List the lines of this listing that hold the word "Default".

Records contained in a dataset:

'''

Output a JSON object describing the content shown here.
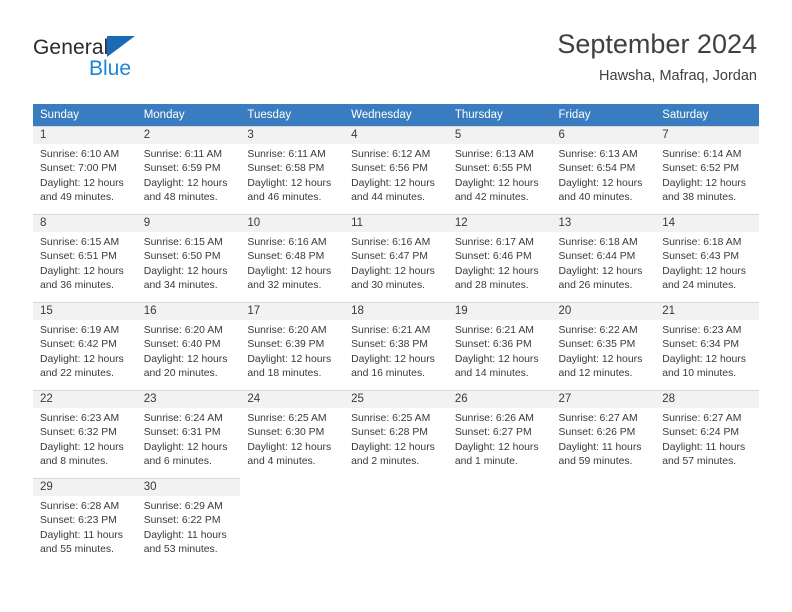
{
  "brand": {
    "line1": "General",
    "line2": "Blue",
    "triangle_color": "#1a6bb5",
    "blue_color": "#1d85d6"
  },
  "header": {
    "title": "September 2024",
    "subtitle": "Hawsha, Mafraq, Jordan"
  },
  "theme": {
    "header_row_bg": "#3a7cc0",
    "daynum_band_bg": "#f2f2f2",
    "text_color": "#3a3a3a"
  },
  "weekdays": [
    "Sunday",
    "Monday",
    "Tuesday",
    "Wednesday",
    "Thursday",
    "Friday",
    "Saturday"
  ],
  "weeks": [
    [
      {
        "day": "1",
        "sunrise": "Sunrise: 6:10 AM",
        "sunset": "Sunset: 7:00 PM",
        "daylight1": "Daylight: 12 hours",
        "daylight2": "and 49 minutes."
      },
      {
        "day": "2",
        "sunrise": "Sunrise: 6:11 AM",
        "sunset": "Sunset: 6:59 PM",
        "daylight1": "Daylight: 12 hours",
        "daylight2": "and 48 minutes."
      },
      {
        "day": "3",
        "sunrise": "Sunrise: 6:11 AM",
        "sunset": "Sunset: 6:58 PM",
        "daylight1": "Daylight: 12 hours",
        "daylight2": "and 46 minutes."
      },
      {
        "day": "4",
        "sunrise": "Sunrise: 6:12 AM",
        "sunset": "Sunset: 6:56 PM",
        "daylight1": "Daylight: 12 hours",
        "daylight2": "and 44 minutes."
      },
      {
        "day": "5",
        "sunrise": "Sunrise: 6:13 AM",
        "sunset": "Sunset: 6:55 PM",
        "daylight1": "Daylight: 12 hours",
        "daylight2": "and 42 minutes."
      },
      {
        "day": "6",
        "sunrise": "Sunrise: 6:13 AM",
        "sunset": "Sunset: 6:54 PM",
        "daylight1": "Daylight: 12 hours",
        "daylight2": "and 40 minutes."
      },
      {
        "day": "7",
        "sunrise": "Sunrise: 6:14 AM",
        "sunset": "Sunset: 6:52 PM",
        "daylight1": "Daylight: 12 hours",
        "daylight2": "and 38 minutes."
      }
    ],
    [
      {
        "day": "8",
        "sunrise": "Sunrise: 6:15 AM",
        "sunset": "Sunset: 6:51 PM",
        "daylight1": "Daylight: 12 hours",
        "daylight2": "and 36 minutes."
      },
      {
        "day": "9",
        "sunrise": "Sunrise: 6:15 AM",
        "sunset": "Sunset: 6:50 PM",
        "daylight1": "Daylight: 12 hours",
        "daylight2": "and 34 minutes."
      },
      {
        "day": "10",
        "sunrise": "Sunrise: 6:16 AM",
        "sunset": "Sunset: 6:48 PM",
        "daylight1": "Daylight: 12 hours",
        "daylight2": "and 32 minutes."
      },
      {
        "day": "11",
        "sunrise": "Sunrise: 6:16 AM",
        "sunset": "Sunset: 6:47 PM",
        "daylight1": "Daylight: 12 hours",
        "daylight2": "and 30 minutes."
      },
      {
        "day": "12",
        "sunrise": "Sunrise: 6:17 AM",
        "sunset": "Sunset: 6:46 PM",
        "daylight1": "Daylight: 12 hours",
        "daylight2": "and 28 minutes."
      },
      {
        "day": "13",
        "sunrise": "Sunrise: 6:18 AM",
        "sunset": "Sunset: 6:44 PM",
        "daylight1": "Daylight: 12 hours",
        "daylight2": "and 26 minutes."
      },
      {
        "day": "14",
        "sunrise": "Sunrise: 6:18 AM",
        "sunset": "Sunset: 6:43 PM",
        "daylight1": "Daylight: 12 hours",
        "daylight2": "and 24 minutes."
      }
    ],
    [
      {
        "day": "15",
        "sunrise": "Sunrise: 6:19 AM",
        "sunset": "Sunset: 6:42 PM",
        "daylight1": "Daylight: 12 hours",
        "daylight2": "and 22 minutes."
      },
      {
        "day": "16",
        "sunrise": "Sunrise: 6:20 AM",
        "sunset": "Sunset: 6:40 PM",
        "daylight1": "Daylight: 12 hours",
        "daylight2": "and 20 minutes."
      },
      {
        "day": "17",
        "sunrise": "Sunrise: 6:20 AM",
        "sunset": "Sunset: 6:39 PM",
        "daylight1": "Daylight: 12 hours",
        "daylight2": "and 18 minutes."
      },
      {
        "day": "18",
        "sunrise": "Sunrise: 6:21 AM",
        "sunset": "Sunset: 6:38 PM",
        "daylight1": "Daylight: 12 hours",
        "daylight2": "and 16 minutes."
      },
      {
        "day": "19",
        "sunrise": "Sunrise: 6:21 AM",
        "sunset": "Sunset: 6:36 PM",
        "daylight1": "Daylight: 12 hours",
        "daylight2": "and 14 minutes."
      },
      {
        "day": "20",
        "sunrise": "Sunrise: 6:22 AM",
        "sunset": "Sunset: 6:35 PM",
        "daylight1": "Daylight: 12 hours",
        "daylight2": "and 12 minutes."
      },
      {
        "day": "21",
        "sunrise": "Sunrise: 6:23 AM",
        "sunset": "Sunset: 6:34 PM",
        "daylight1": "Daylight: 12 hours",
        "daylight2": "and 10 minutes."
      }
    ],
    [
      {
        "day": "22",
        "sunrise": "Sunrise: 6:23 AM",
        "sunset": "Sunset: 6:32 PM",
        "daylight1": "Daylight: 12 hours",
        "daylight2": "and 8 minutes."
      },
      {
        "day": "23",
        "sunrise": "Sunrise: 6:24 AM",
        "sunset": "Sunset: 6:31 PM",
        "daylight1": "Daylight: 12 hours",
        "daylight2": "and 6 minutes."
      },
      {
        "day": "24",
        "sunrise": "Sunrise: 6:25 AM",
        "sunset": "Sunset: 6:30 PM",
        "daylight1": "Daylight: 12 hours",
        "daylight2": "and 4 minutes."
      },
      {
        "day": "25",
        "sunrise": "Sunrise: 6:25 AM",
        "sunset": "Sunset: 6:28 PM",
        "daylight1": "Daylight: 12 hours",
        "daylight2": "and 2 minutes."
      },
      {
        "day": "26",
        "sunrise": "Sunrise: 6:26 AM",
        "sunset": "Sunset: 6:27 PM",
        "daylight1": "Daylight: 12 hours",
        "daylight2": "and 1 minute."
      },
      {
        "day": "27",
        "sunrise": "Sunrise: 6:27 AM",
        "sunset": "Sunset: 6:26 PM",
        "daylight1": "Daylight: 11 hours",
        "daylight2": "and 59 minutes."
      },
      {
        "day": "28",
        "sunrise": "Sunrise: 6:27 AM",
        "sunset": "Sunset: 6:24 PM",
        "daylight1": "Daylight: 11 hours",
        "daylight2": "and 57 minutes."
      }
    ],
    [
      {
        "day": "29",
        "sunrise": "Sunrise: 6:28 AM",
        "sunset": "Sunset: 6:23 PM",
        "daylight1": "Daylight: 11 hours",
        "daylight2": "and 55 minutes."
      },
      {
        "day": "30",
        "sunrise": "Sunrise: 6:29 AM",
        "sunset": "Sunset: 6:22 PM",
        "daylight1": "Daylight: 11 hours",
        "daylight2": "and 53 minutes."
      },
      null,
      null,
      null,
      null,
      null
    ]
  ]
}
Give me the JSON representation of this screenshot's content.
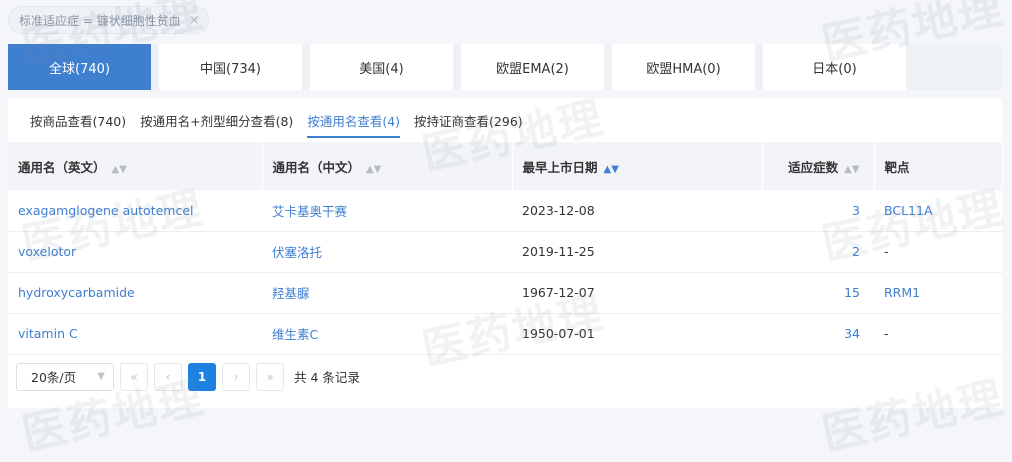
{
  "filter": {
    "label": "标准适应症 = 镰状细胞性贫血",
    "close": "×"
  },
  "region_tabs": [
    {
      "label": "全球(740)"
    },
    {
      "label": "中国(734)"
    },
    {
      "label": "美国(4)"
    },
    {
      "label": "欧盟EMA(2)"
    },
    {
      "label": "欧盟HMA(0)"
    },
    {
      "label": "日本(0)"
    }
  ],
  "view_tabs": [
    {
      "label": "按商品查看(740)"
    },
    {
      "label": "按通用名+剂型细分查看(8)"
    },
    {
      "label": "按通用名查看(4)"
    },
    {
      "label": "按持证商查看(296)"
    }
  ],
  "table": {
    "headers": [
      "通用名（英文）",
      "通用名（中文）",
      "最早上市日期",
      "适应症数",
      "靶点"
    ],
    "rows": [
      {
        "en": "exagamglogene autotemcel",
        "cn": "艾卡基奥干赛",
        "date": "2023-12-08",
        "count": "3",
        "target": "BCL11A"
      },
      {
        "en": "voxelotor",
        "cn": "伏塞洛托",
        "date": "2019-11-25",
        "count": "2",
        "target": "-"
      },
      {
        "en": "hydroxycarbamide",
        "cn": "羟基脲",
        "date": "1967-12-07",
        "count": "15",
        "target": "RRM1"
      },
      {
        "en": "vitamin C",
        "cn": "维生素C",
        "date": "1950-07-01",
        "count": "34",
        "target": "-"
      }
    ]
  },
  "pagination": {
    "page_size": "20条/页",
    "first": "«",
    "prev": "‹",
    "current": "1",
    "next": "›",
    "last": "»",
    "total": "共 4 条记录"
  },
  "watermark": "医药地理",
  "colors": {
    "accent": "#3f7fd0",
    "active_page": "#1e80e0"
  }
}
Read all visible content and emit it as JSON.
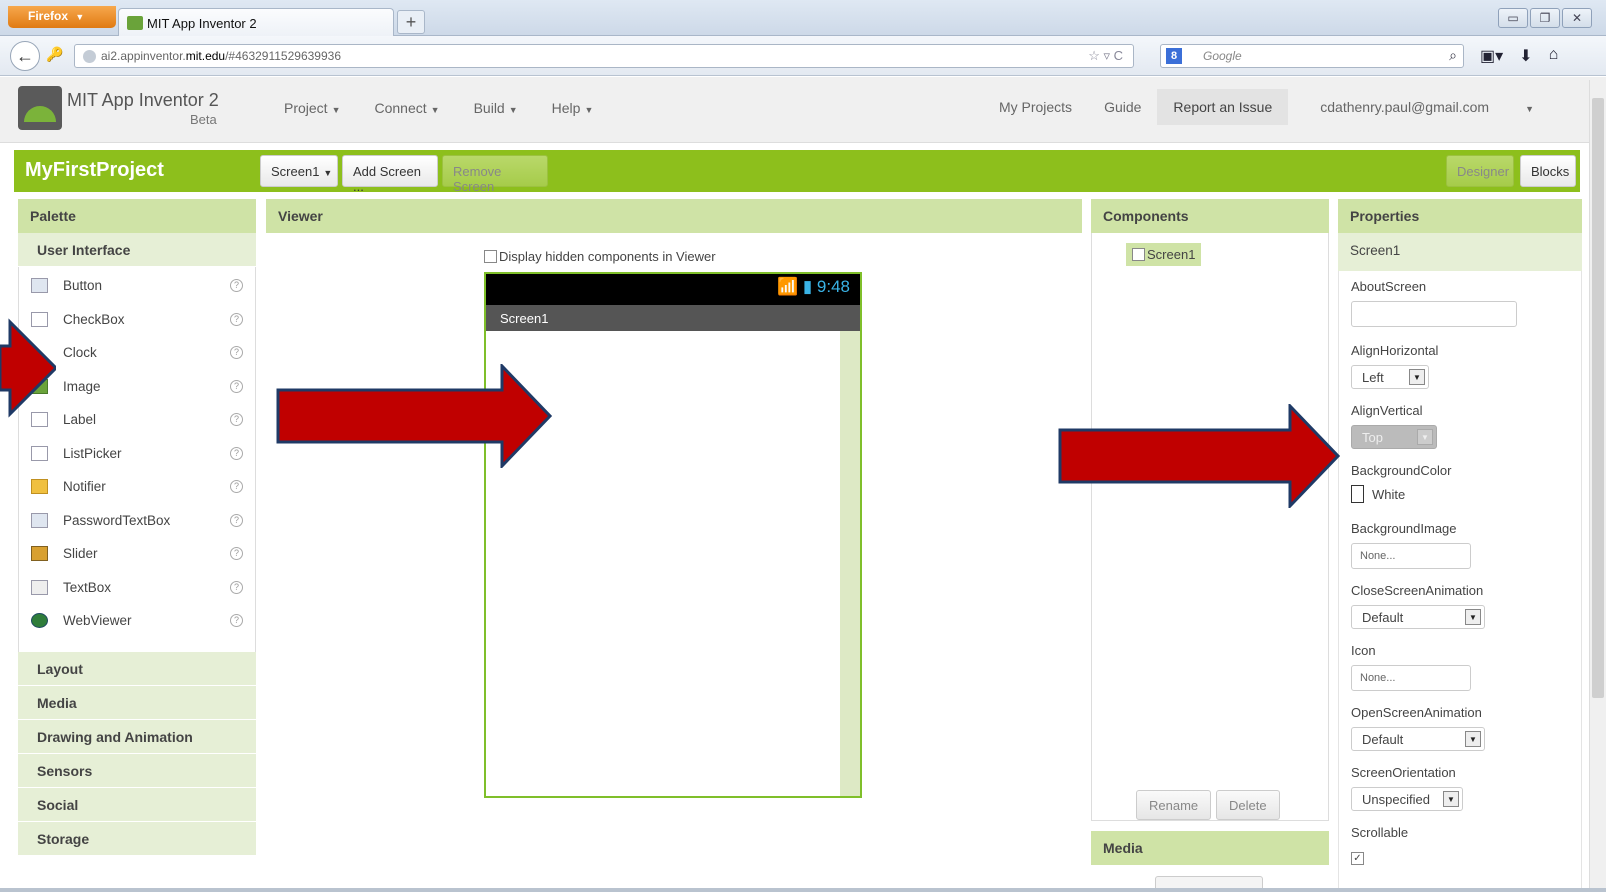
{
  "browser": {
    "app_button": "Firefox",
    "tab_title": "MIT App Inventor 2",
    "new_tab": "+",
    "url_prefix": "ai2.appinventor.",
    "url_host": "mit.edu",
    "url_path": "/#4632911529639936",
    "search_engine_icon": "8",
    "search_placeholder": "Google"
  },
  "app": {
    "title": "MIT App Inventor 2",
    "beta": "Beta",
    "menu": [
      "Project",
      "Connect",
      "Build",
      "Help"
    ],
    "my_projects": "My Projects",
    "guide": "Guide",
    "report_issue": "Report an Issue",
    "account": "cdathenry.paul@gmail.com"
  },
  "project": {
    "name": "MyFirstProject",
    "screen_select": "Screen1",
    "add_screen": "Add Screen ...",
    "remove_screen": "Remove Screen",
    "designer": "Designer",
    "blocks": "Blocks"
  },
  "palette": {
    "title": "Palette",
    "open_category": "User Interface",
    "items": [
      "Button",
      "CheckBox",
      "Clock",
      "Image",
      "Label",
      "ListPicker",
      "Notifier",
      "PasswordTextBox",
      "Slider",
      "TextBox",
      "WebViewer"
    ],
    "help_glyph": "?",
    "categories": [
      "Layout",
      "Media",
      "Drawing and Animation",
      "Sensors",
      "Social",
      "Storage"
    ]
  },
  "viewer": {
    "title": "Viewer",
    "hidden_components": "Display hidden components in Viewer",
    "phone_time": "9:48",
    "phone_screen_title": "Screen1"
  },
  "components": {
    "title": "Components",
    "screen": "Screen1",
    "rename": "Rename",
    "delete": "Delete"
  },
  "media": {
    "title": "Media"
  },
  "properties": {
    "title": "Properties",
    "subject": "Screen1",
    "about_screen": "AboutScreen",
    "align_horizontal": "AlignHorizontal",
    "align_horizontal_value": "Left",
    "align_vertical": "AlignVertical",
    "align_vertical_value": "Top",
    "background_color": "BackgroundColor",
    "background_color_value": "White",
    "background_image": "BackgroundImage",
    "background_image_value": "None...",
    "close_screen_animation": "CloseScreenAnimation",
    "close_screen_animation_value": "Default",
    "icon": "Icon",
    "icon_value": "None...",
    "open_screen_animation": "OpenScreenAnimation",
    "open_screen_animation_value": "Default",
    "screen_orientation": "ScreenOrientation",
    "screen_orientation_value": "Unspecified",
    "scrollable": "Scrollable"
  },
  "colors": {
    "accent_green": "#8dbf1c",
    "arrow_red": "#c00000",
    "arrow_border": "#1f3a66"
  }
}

'''

▸ Answer in full:
    "close_screen_animation_value": "Default",
    "open_screen_animation_value": "Default",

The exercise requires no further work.